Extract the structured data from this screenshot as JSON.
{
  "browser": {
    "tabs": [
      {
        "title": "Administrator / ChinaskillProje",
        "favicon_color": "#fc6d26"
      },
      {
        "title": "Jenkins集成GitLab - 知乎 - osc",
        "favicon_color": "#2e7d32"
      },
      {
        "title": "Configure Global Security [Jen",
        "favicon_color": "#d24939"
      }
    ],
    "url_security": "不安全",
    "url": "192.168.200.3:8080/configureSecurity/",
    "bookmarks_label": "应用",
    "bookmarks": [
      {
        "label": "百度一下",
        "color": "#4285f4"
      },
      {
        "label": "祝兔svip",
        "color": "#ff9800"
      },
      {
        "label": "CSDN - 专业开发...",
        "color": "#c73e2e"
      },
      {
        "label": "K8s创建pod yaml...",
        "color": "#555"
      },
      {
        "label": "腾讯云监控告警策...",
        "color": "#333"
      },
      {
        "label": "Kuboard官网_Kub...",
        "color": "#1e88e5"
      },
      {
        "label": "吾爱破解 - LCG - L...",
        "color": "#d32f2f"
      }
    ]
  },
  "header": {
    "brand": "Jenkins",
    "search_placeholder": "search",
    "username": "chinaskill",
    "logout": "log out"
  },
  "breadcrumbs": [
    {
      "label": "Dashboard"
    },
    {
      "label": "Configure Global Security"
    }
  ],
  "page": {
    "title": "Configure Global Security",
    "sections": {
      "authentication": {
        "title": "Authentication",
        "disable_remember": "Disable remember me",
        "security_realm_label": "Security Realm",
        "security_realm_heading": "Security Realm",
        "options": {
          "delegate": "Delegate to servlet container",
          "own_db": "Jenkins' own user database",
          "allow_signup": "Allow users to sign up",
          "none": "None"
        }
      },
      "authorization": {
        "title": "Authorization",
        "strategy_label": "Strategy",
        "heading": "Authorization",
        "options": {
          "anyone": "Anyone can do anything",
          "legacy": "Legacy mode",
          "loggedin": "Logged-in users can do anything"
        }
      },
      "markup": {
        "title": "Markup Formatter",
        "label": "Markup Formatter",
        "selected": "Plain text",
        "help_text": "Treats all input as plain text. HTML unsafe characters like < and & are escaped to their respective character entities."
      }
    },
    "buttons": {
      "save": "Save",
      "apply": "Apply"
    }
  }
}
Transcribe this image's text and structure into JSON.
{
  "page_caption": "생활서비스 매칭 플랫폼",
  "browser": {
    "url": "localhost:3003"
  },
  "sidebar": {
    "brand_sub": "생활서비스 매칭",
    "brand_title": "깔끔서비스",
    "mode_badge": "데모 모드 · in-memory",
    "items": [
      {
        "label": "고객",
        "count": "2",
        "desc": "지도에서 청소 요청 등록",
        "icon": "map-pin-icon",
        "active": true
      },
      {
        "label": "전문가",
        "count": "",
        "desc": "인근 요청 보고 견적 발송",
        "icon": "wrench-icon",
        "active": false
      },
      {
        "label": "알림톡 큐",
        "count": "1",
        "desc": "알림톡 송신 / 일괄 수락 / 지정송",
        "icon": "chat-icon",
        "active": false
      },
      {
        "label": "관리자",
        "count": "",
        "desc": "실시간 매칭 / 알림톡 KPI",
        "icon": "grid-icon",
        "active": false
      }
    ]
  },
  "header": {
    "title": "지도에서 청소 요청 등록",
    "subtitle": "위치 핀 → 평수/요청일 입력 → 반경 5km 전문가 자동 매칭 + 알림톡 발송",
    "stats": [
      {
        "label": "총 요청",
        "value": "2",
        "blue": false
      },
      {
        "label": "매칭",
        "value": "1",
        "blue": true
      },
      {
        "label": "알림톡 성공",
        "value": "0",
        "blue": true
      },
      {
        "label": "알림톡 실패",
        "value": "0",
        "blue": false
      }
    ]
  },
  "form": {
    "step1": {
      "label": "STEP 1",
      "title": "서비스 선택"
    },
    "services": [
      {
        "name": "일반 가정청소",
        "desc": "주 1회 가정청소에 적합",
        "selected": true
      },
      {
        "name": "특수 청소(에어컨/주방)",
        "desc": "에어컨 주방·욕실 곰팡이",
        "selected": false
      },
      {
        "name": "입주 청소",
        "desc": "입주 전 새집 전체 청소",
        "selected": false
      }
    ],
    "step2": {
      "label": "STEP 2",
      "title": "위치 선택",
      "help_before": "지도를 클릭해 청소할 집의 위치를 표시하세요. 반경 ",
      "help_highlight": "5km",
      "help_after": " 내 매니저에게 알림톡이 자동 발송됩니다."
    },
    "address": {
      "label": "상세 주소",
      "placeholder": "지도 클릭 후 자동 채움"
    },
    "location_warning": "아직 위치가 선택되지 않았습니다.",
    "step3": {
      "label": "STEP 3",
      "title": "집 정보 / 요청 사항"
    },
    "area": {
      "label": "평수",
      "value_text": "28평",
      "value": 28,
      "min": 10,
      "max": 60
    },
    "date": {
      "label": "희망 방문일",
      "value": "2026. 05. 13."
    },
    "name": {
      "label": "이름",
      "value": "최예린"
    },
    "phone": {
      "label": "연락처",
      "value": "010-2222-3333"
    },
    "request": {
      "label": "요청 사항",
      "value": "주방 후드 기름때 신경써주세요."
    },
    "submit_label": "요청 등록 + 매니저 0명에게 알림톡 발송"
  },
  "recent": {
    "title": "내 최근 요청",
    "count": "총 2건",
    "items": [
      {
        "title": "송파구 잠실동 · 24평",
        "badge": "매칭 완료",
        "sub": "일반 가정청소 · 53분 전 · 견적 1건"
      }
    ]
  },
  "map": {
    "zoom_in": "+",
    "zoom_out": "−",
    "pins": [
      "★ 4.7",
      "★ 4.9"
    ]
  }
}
★ ★ ★ ★
→ **SET PROBLEM**:
Looking at the records above, work out how many lines include the string "true". Give the number and nothing else.

→ **OUTPUT OF THE TASK**:
4